Texto citado:
|---|

MADRID / András Schiff, en su salsa
Madrid. Auditorio Nacional (Sala sinfónica). 27-VI-2022. XXVII ciclo de grandes intérpretes de la Fundación Scherzo. Sir András Schiff, piano. Obras de Bach, Mozart, Haydn, Beethoven y Schubert.
La séptima presencia del húngaro Sir András Schiff en el ciclo de Scherzo, tras el forzado paréntesis pandémico, estuvo rodeada de un punto de suspense, porque el artista no desveló, hasta el mismo día del evento, lo que iba a tocar, lo que obligó a eliminar el programa de rigor y entregar un simple folio con el listado de obras, imprimido a última hora. No es Schiff el primero, ni probablemente será el último, en tomar esa senda (cierto Friedrich Gulda gustaba de transitar por ese camino), lo que no es óbice para que el firmante exprese su poco aprecio por ella. No sé si porque el suspense me gusta más en el cine de Hitchcock que asociado al interrogante del contenido de un concierto, o porque atisbo cierto tufillo de excesivo peso del intérprete de turno en perjuicio de los compositores programados. Por lo demás, un concierto tiene ya bastante incertidumbre implícita en lo que concierne a su resultado, por lo que intrigas añadidas son, creo, innecesarias.

|---|

Extractos de datos:
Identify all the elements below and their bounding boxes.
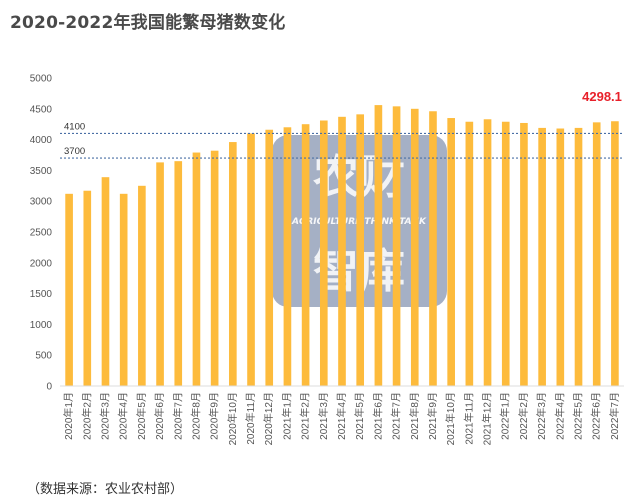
- x-tick-label: 2020年11月: [244, 392, 257, 445]
- bar: [319, 120, 328, 386]
- bar: [83, 190, 92, 386]
- x-tick-label: 2020年10月: [226, 392, 239, 445]
- bar: [356, 114, 365, 386]
- x-tick-label: 2022年1月: [499, 392, 512, 440]
- x-tick-label: 2021年1月: [280, 392, 293, 440]
- y-axis: 0 500 1000 1500 2000 2500 3000 3500 4000 4500 5000: [30, 74, 53, 393]
- y-tick-label: 3000: [30, 197, 53, 208]
- x-tick-label: 2021年2月: [299, 392, 312, 440]
- y-tick-label: 4000: [30, 135, 53, 146]
- bar: [174, 161, 183, 386]
- bar: [65, 193, 73, 386]
- bar: [538, 127, 546, 387]
- data-source-note: （数据来源：农业农村部）: [27, 482, 184, 497]
- bars-layer: [65, 105, 619, 387]
- x-tick-label: 2020年12月: [262, 392, 275, 445]
- x-tick-label: 2020年3月: [98, 392, 111, 440]
- y-tick-label: 4500: [30, 104, 53, 115]
- last-value-label: 4298.1: [582, 89, 622, 104]
- bar: [210, 150, 219, 386]
- x-tick-label: 2022年3月: [535, 392, 548, 440]
- bar: [556, 128, 565, 386]
- x-tick-label: 2022年2月: [517, 392, 530, 440]
- y-tick-label: 2000: [30, 258, 53, 269]
- bar: [447, 118, 455, 386]
- x-tick-label: 2021年9月: [426, 392, 439, 440]
- reference-line-label: 3700: [64, 146, 85, 157]
- x-tick-label: 2022年7月: [608, 392, 621, 440]
- x-tick-label: 2022年4月: [553, 392, 566, 440]
- bar: [301, 124, 310, 386]
- bar: [338, 116, 346, 386]
- x-tick-label: 2022年6月: [590, 392, 603, 440]
- reference-line-label: 4100: [64, 121, 85, 132]
- bar: [283, 127, 292, 386]
- x-tick-label: 2021年6月: [371, 392, 384, 440]
- bar: [465, 121, 474, 387]
- x-tick-label: 2021年4月: [335, 392, 348, 440]
- annotations: 4298.1: [582, 89, 622, 104]
- y-tick-label: 0: [46, 382, 52, 393]
- reference-lines: 4100 3700: [60, 121, 624, 159]
- bar: [101, 177, 110, 386]
- bar: [229, 142, 237, 386]
- y-tick-label: 3500: [30, 166, 53, 177]
- x-axis: 2020年1月 2020年2月 2020年3月 2020年4月 2020年5月 2020年…: [60, 385, 624, 445]
- bar: [429, 111, 437, 386]
- x-tick-label: 2020年2月: [80, 392, 93, 440]
- bar: [501, 121, 510, 387]
- x-tick-label: 2022年5月: [572, 392, 585, 440]
- y-tick-label: 1500: [30, 289, 53, 300]
- bar-chart: 农财 AGRICULTURE THINK TANK 智库 05001000150…: [30, 74, 624, 445]
- x-tick-label: 2020年1月: [62, 392, 75, 440]
- x-tick-label: 2020年6月: [153, 392, 166, 440]
- x-tick-label: 2021年5月: [353, 392, 366, 440]
- x-tick-label: 2021年12月: [481, 392, 494, 445]
- bar: [592, 122, 601, 386]
- bar: [119, 193, 128, 386]
- bar: [410, 108, 419, 387]
- bar: [611, 121, 619, 387]
- bar: [374, 105, 383, 386]
- bar: [265, 129, 274, 387]
- x-tick-label: 2021年11月: [462, 392, 475, 445]
- x-tick-label: 2021年7月: [390, 392, 403, 440]
- x-tick-label: 2020年8月: [189, 392, 202, 440]
- bar: [483, 119, 492, 387]
- bar: [156, 162, 164, 386]
- bar: [247, 133, 255, 386]
- x-tick-label: 2020年9月: [208, 392, 221, 440]
- x-tick-label: 2021年3月: [317, 392, 330, 440]
- chart-title: 2020-2022年我国能繁母猪数变化: [10, 13, 286, 33]
- x-tick-label: 2020年7月: [171, 392, 184, 440]
- x-tick-label: 2020年4月: [117, 392, 130, 440]
- y-tick-label: 1000: [30, 320, 53, 331]
- x-tick-label: 2020年5月: [135, 392, 148, 440]
- bar: [192, 152, 201, 386]
- bar: [520, 122, 528, 386]
- bar: [392, 106, 401, 386]
- y-tick-label: 2500: [30, 228, 53, 239]
- x-tick-label: 2021年8月: [408, 392, 421, 440]
- y-tick-label: 500: [35, 351, 52, 362]
- bar: [574, 127, 583, 387]
- y-tick-label: 5000: [30, 74, 53, 85]
- x-tick-label: 2021年10月: [444, 392, 457, 445]
- bar: [138, 185, 146, 386]
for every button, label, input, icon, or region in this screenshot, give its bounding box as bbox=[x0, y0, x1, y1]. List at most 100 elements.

|---|

Objetivo: Transcriba de forma íntegra y literal la reseña del recital de András Schiff en Madrid.

Solución:
MADRID / András Schiff, en su salsa
Madrid. Auditorio Nacional (Sala sinfónica). 27-VI-2022. XXVII ciclo de grandes intérpretes de la Fundación Scherzo. Sir András Schiff, piano. Obras de Bach, Mozart, Haydn, Beethoven y Schubert.
La séptima presencia del húngaro Sir András Schiff en el ciclo de Scherzo, tras el forzado paréntesis pandémico, estuvo rodeada de un punto de suspense, porque el artista no desveló, hasta el mismo día del evento, lo que iba a tocar, lo que obligó a eliminar el programa de rigor y entregar un simple folio con el listado de obras, imprimido a última hora. No es Schiff el primero, ni probablemente será el último, en tomar esa senda (cierto Friedrich Gulda gustaba de transitar por ese camino), lo que no es óbice para que el firmante exprese su poco aprecio por ella. No sé si porque el suspense me gusta más en el cine de Hitchcock que asociado al interrogante del contenido de un concierto, o porque atisbo cierto tufillo de excesivo peso del intérprete de turno en perjuicio de los compositores programados. Por lo demás, un concierto tiene ya bastante incertidumbre implícita en lo que concierne a su resultado, por lo que intrigas añadidas son, creo, innecesarias.